## What to work on
Reproduce the records verbatim from their first line through the line that contains "- note-marker-1: （注1）: [120, 553, 163, 568]", including that line.

## Data for processing
╭──
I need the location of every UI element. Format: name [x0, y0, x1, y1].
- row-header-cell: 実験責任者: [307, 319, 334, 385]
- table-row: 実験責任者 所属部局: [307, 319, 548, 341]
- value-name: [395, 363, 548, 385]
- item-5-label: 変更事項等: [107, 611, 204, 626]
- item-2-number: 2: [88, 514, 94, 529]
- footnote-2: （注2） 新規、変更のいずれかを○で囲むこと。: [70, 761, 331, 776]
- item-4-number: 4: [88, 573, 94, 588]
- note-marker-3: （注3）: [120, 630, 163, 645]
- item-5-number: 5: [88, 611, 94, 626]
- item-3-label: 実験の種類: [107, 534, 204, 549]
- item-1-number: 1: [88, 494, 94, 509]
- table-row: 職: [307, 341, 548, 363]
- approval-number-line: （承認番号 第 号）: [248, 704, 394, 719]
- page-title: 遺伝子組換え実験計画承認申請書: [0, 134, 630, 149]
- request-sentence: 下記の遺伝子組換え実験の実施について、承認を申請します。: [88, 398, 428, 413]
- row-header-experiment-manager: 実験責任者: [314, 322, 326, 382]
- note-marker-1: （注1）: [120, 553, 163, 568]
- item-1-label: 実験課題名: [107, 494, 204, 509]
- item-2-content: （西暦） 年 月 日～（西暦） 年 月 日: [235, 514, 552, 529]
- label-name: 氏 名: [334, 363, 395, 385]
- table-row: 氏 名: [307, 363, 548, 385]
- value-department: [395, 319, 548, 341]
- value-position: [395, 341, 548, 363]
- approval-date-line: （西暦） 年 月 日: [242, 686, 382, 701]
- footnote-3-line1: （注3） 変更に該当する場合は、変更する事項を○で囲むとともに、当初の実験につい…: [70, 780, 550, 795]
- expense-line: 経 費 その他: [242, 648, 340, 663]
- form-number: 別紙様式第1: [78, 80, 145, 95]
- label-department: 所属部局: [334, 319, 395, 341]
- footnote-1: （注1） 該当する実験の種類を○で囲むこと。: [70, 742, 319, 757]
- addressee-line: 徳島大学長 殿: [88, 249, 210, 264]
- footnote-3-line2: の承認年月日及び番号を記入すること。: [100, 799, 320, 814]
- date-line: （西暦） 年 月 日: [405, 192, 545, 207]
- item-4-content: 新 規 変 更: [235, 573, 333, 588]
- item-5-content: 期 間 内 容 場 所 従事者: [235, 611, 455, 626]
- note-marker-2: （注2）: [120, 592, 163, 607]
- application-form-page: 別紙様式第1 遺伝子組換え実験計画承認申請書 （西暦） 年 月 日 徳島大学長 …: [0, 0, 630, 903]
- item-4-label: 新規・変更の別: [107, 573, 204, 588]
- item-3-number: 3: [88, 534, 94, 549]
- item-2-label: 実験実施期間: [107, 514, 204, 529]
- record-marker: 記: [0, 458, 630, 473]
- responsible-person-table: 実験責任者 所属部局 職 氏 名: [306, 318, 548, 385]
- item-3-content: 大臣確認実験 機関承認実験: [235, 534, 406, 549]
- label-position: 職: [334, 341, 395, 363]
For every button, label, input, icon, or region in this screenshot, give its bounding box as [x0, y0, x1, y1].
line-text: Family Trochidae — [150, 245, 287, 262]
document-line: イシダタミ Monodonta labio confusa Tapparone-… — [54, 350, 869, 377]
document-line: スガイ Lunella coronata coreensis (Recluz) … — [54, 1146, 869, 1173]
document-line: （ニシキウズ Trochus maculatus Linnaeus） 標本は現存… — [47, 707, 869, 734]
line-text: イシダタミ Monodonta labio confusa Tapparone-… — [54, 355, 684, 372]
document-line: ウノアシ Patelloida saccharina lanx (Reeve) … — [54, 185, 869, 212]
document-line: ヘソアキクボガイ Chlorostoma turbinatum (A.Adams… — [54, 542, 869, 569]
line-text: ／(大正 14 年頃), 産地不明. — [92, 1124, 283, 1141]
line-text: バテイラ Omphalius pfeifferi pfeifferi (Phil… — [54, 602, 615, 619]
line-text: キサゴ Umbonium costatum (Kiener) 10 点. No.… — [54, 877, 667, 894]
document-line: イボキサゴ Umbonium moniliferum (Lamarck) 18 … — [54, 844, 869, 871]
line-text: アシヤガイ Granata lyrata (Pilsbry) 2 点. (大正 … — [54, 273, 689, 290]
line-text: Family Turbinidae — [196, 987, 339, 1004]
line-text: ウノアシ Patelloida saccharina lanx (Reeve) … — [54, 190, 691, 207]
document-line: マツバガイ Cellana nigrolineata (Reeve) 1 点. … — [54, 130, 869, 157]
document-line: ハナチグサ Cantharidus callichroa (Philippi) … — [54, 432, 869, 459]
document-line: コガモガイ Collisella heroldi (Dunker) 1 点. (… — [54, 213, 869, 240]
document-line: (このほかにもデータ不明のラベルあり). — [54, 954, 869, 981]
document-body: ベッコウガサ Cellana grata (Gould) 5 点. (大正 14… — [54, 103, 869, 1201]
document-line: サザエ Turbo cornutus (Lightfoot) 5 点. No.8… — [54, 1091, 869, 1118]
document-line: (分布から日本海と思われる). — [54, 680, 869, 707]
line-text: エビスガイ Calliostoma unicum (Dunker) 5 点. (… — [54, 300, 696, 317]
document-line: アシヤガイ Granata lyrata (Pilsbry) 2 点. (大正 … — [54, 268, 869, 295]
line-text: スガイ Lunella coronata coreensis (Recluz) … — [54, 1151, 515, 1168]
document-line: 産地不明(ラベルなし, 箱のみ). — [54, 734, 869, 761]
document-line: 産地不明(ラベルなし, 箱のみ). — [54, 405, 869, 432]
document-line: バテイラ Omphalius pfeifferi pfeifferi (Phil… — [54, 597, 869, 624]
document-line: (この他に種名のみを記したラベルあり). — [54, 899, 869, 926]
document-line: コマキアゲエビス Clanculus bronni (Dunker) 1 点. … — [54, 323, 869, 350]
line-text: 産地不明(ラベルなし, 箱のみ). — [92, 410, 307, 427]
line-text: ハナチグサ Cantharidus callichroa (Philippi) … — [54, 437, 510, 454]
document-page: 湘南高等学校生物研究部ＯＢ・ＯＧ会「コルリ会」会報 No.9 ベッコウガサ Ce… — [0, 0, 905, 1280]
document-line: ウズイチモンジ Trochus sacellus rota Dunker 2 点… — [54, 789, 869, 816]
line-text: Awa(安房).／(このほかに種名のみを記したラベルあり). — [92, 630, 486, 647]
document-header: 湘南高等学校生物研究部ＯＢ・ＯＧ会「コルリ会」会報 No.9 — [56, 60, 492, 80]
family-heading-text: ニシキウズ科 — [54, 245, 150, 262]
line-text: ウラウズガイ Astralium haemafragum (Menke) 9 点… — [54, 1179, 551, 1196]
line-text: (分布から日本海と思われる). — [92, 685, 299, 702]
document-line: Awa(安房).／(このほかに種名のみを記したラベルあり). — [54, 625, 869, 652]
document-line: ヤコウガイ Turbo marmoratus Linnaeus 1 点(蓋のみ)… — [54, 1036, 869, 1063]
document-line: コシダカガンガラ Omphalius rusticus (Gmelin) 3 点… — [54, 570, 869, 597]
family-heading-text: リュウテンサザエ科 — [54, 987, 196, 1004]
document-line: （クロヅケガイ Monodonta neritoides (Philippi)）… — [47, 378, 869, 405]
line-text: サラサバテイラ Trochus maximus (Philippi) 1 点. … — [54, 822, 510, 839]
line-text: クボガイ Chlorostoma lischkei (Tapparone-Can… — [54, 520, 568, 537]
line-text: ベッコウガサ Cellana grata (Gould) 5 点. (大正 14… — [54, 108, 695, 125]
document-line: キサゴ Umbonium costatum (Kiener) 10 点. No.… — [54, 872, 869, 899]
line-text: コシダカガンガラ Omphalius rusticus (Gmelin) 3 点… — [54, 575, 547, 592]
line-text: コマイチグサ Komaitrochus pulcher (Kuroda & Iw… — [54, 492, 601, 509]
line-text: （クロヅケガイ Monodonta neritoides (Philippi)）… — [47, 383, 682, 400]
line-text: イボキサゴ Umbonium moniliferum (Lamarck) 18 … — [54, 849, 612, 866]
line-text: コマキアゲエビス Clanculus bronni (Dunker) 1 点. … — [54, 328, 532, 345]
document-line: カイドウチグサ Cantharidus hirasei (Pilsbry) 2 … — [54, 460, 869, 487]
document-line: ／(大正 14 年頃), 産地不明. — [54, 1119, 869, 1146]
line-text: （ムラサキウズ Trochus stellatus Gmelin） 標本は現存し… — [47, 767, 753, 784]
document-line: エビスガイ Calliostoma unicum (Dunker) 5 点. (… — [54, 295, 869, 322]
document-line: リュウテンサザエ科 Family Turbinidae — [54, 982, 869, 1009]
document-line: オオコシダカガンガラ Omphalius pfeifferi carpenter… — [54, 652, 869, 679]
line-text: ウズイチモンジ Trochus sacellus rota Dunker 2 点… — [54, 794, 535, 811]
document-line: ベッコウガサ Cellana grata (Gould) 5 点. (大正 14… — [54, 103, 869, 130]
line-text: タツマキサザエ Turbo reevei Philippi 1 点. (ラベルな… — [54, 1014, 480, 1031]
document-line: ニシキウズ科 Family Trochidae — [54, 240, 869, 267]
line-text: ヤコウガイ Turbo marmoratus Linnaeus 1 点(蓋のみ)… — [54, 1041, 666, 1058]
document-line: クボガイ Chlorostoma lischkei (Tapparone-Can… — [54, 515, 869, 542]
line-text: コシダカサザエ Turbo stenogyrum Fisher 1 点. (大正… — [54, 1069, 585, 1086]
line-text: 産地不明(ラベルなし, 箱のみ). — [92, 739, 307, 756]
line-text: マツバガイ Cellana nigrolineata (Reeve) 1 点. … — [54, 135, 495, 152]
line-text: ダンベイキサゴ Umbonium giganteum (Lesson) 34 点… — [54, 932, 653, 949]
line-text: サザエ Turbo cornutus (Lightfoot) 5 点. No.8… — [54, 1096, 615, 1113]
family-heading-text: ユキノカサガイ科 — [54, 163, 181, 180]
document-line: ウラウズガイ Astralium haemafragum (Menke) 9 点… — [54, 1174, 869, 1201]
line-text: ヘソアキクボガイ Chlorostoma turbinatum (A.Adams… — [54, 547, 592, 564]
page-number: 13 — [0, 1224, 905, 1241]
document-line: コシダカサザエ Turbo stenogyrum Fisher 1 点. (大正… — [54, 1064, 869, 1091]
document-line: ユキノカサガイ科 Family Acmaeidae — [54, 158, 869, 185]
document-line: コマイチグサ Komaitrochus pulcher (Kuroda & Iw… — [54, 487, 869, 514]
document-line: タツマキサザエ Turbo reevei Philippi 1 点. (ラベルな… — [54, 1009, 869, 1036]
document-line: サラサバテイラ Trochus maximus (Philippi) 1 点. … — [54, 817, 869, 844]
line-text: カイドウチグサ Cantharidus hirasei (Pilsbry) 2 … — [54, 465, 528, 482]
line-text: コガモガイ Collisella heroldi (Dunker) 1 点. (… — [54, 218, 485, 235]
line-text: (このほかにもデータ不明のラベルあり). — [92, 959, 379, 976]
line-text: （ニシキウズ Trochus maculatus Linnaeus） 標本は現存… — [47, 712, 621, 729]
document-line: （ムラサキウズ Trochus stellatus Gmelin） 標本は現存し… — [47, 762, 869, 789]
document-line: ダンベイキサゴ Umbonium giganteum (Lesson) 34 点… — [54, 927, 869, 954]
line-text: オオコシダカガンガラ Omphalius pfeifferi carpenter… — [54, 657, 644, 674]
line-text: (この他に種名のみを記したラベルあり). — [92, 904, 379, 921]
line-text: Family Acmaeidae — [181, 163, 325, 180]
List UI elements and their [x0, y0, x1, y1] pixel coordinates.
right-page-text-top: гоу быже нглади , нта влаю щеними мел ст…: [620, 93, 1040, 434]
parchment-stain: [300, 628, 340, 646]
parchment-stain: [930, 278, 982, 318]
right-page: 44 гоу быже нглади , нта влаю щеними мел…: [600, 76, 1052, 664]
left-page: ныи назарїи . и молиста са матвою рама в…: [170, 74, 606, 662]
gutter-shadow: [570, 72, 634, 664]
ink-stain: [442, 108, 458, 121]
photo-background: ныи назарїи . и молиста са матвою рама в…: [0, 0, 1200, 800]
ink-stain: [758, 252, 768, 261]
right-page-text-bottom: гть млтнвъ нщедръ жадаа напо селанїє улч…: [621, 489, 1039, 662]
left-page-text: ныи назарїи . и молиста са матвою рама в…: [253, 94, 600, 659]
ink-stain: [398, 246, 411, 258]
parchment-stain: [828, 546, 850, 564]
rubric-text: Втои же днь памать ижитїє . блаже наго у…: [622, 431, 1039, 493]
╰──
## Correct result
I need the location of every UI element. Format: name [x0, y0, x1, y1].
- row-header-cell: 実験責任者: [307, 319, 334, 385]
- table-row: 実験責任者 所属部局: [307, 319, 548, 341]
- value-name: [395, 363, 548, 385]
- item-5-label: 変更事項等: [107, 611, 204, 626]
- item-2-number: 2: [88, 514, 94, 529]
- footnote-2: （注2） 新規、変更のいずれかを○で囲むこと。: [70, 761, 331, 776]
- item-4-number: 4: [88, 573, 94, 588]
- note-marker-3: （注3）: [120, 630, 163, 645]
- item-5-number: 5: [88, 611, 94, 626]
- item-3-label: 実験の種類: [107, 534, 204, 549]
- item-1-number: 1: [88, 494, 94, 509]
- table-row: 職: [307, 341, 548, 363]
- approval-number-line: （承認番号 第 号）: [248, 704, 394, 719]
- page-title: 遺伝子組換え実験計画承認申請書: [0, 134, 630, 149]
- request-sentence: 下記の遺伝子組換え実験の実施について、承認を申請します。: [88, 398, 428, 413]
- row-header-experiment-manager: 実験責任者: [314, 322, 326, 382]
- note-marker-1: （注1）: [120, 553, 163, 568]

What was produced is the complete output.